_TASK OBJECTIVE_
Extract each line containing the string "network".

start PROVIDED INFORMATION

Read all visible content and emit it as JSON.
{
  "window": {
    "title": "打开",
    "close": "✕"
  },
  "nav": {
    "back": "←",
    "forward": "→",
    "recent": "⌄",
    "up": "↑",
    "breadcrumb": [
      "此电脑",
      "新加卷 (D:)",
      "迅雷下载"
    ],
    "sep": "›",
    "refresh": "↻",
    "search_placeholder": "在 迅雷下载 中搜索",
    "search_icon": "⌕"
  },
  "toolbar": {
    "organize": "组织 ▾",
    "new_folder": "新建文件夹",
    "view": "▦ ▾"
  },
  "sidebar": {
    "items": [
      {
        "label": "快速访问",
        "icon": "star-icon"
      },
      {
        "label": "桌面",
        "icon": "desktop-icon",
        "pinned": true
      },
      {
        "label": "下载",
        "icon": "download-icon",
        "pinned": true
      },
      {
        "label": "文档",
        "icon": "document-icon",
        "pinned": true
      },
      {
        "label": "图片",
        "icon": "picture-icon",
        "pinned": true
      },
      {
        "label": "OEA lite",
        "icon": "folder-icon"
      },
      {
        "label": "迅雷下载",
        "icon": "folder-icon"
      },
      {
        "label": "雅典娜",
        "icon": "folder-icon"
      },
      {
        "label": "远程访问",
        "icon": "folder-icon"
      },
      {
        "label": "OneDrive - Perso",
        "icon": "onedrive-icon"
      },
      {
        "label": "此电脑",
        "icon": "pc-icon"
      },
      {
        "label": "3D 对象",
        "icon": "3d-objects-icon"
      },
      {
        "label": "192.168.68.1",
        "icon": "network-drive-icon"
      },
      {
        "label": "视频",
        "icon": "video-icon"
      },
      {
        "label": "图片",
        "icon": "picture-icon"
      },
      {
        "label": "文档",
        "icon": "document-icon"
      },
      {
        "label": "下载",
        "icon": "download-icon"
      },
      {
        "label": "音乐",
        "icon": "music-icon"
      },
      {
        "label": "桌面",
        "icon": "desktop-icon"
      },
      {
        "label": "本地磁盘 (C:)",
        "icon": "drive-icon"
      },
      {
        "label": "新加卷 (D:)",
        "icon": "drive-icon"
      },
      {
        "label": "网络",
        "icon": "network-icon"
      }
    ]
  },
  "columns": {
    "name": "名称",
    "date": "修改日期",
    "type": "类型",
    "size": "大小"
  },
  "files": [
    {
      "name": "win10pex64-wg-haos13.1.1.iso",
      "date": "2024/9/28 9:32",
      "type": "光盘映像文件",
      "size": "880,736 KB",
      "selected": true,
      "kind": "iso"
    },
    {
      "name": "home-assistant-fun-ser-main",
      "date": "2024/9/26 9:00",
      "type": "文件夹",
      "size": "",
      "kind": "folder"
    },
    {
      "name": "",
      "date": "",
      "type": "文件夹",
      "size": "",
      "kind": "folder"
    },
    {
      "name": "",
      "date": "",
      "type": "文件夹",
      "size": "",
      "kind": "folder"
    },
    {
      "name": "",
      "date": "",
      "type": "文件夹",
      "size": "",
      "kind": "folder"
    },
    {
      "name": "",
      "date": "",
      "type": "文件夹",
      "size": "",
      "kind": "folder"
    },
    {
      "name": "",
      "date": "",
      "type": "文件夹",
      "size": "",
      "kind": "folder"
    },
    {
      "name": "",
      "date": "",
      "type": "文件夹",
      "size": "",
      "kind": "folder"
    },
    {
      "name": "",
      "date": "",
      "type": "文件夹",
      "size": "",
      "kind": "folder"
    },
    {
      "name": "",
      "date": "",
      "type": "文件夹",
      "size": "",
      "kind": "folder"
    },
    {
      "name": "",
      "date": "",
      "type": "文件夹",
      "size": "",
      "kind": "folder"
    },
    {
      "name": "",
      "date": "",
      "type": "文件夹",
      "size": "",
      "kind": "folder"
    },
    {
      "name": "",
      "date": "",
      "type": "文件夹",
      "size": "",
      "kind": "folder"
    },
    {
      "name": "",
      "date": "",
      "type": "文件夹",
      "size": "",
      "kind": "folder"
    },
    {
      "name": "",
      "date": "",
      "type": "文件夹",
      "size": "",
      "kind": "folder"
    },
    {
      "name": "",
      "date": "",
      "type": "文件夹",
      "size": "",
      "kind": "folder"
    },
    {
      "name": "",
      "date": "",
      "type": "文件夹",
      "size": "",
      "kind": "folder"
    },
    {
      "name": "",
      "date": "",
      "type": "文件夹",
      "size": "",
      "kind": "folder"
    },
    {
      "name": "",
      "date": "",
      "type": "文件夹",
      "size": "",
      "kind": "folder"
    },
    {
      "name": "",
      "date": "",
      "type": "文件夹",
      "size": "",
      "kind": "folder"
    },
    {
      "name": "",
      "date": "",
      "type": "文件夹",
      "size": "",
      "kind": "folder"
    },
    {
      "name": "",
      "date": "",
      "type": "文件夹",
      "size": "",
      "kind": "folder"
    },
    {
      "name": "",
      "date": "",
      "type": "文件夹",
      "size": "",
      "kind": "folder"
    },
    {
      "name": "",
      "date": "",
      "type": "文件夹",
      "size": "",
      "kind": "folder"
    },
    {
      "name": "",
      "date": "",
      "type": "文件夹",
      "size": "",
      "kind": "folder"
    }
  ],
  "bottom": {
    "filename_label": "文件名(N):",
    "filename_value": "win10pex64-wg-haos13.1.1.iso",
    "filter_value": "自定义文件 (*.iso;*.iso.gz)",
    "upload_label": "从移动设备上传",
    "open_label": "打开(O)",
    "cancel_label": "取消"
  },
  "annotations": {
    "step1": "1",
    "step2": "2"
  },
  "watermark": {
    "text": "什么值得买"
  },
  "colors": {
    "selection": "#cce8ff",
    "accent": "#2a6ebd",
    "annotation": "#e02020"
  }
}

end PROVIDED INFORMATION

_SOLUTION TO THIS PROBLEM_
        "icon": "network-drive-icon"
        "icon": "network-icon"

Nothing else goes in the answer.